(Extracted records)
-----

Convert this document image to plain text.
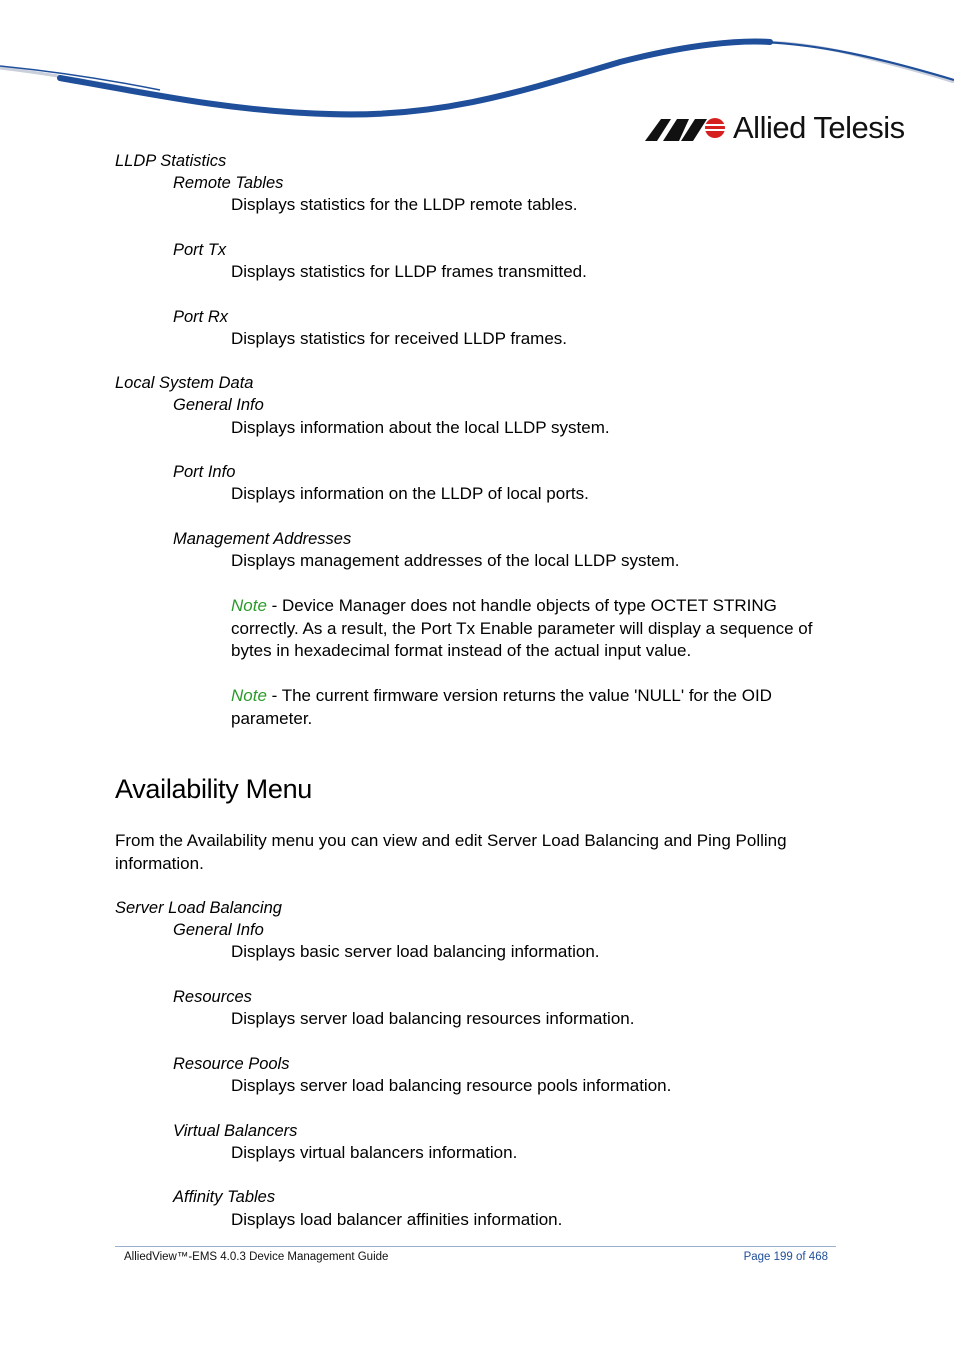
Allied Telesis
LLDP Statistics
Remote Tables
Displays statistics for the LLDP remote tables.
Port Tx
Displays statistics for LLDP frames transmitted.
Port Rx
Displays statistics for received LLDP frames.
Local System Data
General Info
Displays information about the local LLDP system.
Port Info
Displays information on the LLDP of local ports.
Management Addresses
Displays management addresses of the local LLDP system.
Note - Device Manager does not handle objects of type OCTET STRING correctly. As a result, the Port Tx Enable parameter will display a sequence of bytes in hexadecimal format instead of the actual input value.
Note - The current firmware version returns the value 'NULL' for the OID parameter.
Availability Menu
From the Availability menu you can view and edit Server Load Balancing and Ping Polling information.
Server Load Balancing
General Info
Displays basic server load balancing information.
Resources
Displays server load balancing resources information.
Resource Pools
Displays server load balancing resource pools information.
Virtual Balancers
Displays virtual balancers information.
Affinity Tables
Displays load balancer affinities information.
AlliedView™-EMS 4.0.3 Device Management Guide	Page 199 of 468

-----

*Task details*:
Report only the number of lines that hold the word "Displays".

*Exercise result*:
11